__Given problem__
Copy every line of the data that contains the string "culture".

__Material supplied__
————

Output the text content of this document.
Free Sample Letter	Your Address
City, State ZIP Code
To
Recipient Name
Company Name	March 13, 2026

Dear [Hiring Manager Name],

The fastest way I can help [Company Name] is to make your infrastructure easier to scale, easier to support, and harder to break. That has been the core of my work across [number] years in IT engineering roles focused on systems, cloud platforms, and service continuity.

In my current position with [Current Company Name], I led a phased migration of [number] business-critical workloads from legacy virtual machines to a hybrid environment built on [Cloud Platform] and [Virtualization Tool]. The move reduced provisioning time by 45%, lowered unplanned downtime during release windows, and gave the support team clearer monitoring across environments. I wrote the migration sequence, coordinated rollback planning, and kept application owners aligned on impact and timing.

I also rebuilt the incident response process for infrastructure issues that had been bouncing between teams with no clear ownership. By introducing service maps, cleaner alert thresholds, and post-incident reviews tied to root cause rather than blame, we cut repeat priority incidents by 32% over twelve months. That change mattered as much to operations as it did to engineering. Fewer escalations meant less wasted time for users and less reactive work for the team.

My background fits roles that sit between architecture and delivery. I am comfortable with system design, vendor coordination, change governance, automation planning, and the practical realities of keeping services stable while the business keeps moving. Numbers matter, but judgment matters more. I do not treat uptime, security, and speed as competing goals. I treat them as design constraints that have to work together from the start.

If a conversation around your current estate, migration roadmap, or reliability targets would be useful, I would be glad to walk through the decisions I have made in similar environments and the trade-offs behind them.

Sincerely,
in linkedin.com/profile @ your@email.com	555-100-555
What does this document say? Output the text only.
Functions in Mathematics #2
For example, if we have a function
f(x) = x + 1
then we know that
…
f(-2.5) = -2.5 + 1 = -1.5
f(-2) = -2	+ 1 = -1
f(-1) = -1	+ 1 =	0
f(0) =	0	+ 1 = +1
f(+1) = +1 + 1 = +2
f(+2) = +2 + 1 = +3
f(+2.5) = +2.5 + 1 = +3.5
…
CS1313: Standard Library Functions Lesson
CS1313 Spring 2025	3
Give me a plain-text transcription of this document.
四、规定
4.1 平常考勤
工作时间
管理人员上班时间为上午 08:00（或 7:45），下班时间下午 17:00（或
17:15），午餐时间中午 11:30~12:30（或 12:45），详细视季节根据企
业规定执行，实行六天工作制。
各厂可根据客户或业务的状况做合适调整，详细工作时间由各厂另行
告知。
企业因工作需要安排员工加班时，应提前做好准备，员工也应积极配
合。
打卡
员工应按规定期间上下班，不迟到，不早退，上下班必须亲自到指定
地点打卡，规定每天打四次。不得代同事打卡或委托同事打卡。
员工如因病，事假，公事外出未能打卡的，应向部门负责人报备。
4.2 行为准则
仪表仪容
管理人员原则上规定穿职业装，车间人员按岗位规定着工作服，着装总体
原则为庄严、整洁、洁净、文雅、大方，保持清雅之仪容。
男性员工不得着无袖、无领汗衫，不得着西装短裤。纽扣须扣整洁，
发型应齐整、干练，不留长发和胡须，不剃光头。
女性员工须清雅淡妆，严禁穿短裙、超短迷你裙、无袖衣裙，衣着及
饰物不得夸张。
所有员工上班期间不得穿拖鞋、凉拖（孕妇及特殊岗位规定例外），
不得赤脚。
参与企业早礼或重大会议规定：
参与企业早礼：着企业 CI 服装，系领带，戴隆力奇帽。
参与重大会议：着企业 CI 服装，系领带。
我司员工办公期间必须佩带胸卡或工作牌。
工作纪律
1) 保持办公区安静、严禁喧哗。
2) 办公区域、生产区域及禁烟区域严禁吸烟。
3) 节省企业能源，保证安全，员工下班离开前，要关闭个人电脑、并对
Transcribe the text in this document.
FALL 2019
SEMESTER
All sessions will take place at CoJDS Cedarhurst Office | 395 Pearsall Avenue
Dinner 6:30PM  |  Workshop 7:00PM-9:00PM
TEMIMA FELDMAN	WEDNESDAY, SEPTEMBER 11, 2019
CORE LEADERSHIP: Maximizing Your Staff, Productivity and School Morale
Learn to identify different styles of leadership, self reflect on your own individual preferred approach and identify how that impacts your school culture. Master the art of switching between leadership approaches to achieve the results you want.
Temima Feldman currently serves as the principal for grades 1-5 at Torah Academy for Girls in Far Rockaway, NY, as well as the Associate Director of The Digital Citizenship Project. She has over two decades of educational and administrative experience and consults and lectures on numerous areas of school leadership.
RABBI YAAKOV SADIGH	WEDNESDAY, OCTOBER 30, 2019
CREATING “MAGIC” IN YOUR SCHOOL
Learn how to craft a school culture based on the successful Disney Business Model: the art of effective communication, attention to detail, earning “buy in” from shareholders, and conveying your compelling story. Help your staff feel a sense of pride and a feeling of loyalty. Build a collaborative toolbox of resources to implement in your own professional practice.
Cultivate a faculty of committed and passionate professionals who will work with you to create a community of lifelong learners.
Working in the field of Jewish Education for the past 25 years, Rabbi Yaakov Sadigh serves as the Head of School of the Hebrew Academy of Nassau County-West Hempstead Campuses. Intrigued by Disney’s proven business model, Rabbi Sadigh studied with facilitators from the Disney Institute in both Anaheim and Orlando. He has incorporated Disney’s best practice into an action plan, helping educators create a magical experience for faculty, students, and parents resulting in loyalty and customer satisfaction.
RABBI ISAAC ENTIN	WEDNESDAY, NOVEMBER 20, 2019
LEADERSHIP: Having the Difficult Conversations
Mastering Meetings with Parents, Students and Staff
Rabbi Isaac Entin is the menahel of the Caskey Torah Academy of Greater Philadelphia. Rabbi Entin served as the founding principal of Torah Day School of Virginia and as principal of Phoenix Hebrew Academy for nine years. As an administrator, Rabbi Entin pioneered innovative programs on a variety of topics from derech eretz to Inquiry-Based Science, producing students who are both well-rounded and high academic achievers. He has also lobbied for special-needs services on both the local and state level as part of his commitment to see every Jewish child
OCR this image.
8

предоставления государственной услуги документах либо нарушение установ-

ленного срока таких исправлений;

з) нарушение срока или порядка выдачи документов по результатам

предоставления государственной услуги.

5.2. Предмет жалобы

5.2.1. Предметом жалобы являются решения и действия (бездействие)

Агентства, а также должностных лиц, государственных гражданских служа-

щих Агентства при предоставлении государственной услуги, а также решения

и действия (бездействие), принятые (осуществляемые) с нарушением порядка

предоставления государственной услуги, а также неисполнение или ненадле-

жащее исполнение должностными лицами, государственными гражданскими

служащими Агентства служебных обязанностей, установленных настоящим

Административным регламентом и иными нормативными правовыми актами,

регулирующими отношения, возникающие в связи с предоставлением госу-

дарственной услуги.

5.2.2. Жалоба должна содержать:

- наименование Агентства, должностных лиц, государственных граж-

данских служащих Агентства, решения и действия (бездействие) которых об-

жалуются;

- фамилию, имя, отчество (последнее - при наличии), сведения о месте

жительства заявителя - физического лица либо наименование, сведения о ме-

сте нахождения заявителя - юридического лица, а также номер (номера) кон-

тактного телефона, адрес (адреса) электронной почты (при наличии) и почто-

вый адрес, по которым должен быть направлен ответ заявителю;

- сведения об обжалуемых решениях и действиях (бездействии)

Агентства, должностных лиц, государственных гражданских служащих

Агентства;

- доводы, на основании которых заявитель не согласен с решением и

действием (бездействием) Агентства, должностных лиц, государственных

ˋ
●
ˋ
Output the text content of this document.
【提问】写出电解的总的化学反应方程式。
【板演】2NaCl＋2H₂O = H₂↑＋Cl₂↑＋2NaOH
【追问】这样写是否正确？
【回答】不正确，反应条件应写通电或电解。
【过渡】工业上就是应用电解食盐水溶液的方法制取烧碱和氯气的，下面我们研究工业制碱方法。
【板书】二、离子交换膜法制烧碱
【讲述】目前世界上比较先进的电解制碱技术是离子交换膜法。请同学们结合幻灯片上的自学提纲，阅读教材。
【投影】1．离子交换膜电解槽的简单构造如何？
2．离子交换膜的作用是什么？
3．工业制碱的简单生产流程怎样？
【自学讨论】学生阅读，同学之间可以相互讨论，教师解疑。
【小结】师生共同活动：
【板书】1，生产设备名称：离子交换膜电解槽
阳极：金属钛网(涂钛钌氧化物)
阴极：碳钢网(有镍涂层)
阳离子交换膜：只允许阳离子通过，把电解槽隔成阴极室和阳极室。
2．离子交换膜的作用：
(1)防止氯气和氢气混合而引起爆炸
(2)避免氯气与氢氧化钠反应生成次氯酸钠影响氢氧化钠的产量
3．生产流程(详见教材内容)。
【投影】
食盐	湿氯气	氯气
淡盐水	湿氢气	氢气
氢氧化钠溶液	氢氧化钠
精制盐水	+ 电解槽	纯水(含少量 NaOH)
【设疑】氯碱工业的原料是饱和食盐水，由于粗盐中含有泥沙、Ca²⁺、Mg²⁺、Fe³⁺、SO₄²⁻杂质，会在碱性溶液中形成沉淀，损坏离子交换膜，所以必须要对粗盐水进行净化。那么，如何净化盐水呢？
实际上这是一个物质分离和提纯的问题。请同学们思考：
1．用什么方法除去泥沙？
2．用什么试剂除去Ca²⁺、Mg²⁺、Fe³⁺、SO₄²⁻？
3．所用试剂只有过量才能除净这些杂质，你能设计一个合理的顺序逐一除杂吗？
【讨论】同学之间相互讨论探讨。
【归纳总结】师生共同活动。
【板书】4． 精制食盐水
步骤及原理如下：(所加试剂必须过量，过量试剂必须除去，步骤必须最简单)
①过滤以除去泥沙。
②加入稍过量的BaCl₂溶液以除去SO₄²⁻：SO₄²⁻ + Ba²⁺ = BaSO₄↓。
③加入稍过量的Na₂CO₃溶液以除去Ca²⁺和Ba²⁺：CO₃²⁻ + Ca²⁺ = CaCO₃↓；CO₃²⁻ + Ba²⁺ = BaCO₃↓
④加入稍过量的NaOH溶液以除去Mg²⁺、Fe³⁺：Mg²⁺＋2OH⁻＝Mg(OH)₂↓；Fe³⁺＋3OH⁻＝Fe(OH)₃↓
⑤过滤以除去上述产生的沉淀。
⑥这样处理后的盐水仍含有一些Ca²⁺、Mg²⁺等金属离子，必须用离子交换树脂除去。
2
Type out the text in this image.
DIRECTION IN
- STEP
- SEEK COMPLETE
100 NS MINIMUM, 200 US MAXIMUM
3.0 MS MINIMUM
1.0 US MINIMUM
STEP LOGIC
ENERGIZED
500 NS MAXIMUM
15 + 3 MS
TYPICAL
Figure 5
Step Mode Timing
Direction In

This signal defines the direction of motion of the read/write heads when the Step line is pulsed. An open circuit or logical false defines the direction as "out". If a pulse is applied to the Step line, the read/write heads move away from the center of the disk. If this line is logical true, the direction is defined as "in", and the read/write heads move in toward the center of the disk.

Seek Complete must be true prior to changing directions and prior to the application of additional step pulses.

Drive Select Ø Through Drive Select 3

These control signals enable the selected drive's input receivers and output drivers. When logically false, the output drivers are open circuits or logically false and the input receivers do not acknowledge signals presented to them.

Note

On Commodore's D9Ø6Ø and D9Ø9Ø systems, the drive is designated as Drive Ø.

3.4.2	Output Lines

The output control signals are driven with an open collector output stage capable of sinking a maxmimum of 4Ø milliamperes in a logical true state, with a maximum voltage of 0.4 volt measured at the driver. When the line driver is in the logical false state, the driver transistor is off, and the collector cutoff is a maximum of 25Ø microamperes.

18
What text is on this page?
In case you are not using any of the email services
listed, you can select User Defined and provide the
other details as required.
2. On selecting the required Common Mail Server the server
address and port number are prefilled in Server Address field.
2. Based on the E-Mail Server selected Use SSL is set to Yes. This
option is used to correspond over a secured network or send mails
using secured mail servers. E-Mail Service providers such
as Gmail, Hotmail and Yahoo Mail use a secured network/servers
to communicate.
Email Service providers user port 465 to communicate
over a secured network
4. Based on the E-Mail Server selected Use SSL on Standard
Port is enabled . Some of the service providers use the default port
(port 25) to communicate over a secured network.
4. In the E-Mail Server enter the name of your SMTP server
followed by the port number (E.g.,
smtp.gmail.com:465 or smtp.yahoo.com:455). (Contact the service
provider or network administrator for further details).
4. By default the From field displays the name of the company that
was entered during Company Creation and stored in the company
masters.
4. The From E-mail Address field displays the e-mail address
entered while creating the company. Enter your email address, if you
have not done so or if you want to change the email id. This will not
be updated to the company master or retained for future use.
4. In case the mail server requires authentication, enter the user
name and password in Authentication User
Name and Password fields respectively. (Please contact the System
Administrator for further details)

————

__Answer to this task__
Learn to identify different styles of leadership, self reflect on your own individual preferred approach and identify how that impacts your school culture. Master the art of switching between leadership approaches to achieve the results you want.
Learn how to craft a school culture based on the successful Disney Business Model: the art of effective communication, attention to detail, earning “buy in” from shareholders, and conveying your compelling story. Help your staff feel a sense of pride and a feeling of loyalty. Build a collaborative toolbox of resources to implement in your own professional practice.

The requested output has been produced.